Work instructions » Show every line below where "Donut" can be found.

Information given »
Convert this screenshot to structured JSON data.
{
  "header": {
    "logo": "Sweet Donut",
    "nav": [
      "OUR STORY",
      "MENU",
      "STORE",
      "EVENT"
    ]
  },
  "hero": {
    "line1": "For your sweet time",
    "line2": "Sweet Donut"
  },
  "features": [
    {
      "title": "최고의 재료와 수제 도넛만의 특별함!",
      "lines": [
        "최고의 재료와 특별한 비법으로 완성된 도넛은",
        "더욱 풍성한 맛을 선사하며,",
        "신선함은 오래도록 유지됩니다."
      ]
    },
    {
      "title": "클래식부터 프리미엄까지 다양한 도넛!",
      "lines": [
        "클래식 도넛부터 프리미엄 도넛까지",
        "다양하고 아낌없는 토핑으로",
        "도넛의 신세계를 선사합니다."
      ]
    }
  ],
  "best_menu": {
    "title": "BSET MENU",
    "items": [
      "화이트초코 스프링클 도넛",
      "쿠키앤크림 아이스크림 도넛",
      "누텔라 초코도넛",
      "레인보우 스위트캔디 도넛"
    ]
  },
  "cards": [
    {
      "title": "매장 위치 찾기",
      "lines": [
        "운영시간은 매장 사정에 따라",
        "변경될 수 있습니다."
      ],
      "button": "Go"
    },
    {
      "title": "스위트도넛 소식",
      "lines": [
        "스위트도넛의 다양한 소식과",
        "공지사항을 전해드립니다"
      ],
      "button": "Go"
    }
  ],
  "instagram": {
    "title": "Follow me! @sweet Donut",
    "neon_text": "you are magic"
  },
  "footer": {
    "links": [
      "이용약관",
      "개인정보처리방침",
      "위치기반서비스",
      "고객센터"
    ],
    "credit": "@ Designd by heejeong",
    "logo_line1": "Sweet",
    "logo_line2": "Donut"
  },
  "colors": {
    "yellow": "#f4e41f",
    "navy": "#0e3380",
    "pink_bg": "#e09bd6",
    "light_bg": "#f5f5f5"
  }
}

Problem solution »
    "logo": "Sweet Donut",
    "line2": "Sweet Donut"
    "title": "Follow me! @sweet Donut",
    "logo_line2": "Donut"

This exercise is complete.